- DOCUMENT EXTRACT
——

Have you let L0cked Ransomware into your Windows operating system? If you have, most likely, you were tricked into doing that. Was the infection launched after you opened a corrupted spam email attachment that was meant to open a harmless document? This is the method of distribution that most ransomware creators employ, and such threats as Avcrypt Ransomware, BlackRuby-2 Ransomware, or Scammerlocker Ransomware are also likely to be spread in the same manner. Once the infections are in, they can do real damage. In most cases, ransomware threats encrypt files to push the victims into paying ransoms for alleged decryptors. Then there are ransomware infections that wipe data without providing the victim with any solution. The infection we are discussing in this report does not belong to either of these groups because it does not encrypt files in the first place. Is it possible that it will be upgraded in the future? That is very possible, but, right now, the only thing it can do is expose users to intimidating ransom demands. If you want to learn more about this, as well as how to delete L0cked Ransomware, keep reading.
Do you have 250 USD to spare? That is how much the creator of the devious L0cked Ransomware wants you to pay. The ransom is introduced to the victims via a window that is launched by the ransomware. On the left side of the window, the sum of the ransom is shown along with a timer and links to pages that explain what Bitcoins are and how to purchase them. Bitcoin is a virtual cryptocurrency that is often used by malware creators for anonymous money transactions. If you choose to obey the demands, you would have to purchase 250 USD-worth of Bitcoins and then transfer them to a unique wallet that was set up by the creator of L0cked Ransomware. Why would you pay the ransom? That is because it is the only option that you are offered and because free tools that would decrypt files do not exist. Some users jump to paying the ransom because they are intimidated. Of course, before you make any rash decisions, you need to check if your files were encrypted (they should have the “.lckd” extension appended to their names). If files are not encrypted, you need to remove the ransomware as soon as possible. Note that if you postpone the removal of this threat, you could face other security issues.
The only additional file that L0cked Ransomware seems to create is called “BK.jpg,” and you should find it in the %PUBLIC%\Pictures\ folder. This image file automatically replaces your Desktop background image to introduce you to an email address that belongs to the creator of the threat, email@example.com. Is it a good idea for you to email cyber criminals? Of course, it is not because they can record your address to send spam in the future. Also, they could expose you to other malicious infections. For example, if you pay the ransom as told, and then you email cyber criminals to inform them about it, they could send you a malicious file disguised as a file decryptor. Most likely, however, you would not hear from them after you paid the ransom. You would not get your files decrypted either. This is a very real risk you need to think about if you choose to pay the ransom. Note that even if you get your files back – which is unlikely to happen – you still need to remove L0cked Ransomware.

——

- SOURCE DATA
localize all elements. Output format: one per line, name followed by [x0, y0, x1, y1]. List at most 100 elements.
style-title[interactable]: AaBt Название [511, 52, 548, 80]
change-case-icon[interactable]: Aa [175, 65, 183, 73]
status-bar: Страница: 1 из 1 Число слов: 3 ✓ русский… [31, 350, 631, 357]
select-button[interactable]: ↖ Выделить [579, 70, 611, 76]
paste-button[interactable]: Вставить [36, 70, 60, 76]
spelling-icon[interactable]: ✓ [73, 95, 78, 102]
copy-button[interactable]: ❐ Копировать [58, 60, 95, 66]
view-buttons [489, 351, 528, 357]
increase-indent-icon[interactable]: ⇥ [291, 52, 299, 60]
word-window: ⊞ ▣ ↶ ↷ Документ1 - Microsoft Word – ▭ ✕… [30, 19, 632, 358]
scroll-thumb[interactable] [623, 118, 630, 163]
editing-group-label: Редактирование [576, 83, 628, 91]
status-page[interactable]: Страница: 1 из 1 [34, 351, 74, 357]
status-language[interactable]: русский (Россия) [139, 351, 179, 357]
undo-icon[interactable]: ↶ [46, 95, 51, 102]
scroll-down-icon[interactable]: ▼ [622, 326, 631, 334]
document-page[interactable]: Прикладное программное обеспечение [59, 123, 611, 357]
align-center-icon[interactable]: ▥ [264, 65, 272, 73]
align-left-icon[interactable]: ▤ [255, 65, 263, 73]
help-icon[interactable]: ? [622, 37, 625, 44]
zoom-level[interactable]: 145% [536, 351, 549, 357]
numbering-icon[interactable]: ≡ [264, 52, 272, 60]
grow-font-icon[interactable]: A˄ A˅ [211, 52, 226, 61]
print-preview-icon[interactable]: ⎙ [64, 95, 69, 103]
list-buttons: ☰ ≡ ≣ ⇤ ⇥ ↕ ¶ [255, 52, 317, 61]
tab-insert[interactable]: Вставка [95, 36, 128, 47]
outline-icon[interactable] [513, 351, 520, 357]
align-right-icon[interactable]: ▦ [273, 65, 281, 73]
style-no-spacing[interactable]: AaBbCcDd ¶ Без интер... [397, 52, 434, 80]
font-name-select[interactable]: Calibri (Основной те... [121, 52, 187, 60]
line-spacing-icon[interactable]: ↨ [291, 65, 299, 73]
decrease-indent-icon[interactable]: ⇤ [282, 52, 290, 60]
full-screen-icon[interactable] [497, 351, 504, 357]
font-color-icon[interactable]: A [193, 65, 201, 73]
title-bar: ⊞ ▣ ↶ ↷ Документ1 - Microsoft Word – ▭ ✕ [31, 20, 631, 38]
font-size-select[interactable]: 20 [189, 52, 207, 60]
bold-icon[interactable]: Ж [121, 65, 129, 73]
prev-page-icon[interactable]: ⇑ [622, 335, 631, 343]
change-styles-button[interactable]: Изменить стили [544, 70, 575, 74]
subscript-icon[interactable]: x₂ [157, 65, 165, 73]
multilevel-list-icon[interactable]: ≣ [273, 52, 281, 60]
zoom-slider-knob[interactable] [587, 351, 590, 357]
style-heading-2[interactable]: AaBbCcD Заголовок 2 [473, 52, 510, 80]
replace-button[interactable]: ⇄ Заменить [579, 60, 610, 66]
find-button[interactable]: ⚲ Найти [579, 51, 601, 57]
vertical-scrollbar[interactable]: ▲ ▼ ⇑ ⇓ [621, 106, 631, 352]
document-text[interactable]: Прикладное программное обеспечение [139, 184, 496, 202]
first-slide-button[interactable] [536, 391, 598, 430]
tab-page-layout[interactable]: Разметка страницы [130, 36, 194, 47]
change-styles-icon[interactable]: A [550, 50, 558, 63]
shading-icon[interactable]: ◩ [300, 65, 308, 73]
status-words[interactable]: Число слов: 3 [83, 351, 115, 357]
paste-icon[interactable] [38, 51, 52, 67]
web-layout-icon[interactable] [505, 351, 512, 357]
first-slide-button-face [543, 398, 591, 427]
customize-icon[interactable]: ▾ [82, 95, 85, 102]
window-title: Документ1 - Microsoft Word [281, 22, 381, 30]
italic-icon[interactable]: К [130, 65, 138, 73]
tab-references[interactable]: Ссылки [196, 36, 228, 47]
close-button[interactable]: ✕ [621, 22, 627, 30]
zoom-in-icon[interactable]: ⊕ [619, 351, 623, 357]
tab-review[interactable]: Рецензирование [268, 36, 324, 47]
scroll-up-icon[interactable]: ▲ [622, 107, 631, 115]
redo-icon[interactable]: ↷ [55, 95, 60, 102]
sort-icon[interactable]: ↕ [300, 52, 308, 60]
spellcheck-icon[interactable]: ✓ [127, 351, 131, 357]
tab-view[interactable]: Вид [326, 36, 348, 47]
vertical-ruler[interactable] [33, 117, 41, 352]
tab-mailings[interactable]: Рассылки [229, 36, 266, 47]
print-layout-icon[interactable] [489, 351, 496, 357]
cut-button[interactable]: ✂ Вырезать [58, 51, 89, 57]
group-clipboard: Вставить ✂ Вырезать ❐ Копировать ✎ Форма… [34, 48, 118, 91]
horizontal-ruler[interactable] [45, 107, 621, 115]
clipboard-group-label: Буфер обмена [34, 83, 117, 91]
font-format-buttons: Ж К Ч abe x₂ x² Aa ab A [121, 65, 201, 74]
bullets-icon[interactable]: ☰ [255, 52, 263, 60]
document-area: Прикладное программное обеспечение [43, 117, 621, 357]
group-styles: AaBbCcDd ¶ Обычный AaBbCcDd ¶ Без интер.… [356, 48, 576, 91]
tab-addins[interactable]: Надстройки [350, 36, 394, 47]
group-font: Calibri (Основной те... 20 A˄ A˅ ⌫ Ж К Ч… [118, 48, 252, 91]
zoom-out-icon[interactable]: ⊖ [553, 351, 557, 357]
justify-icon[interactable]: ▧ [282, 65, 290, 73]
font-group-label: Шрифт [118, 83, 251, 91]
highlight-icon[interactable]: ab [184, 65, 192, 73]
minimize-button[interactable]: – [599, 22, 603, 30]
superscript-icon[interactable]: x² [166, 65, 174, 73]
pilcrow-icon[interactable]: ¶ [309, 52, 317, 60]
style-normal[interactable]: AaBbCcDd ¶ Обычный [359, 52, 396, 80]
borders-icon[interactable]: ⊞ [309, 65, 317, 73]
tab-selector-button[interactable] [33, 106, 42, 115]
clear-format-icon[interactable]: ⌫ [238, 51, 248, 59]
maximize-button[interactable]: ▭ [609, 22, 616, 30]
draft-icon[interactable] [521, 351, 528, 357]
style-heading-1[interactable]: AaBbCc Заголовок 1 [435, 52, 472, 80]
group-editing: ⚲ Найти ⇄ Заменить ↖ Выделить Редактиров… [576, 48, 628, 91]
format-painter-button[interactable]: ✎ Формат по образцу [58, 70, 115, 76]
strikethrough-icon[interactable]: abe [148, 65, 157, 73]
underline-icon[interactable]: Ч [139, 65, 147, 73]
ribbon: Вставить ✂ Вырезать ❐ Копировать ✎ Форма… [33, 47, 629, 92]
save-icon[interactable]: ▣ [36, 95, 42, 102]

——

- YOUR TASKS
- a) Answer these questions from the L0cked Ransomware article:
(i) How much money does the creator of L0cked Ransomware demand?
(ii) What appears on the left side of the ransom window?
(iii) What is the additional file that the ransomware seems to create called, and in which folder should it be found?
- b) Rewrite the paragraph of the L0cked Ransomware article that begins "The only additional file" as a bulleted list, keeping its main facts.
- c) Decide whether each statement agrees with the L0cked Ransomware article. Answer yes or no, and quote the words from the article that decide it.
(i) Free tools that decrypt the files are available.
(ii) The ransom window includes a timer.
(iii) Most ransomware creators distribute their threats through corrupted spam email attachments.
The records aren't needed for any of the tasks.

- SOLUTIONS TO THE EXERCISE
- a)
(i) 250 USD.
(ii) The sum of the ransom, a timer, and links to pages that explain what Bitcoins are and how to purchase them.
(iii) "BK.jpg," in the %PUBLIC%\Pictures\ folder.

- b)
- L0cked Ransomware seems to create only one additional file, "BK.jpg," found in the %PUBLIC%\Pictures\ folder.
- This image automatically replaces the Desktop background and shows an email address belonging to the threat's creator, email@example.com.
- Emailing the cyber criminals is a bad idea. They can record your address to send spam, and they could expose you to other malicious infections.
- For example, if you pay and then email them, they could send a malicious file disguised as a file decryptor.
- Most likely you would not hear from them after paying, and your files would not be decrypted.
- Even if you get your files back, which is unlikely, you still need to remove L0cked Ransomware.

- c)
(i) No: "free tools that would decrypt files do not exist."
(ii) Yes: "the sum of the ransom is shown along with a timer."
(iii) Yes: "This is the method of distribution that most ransomware creators employ."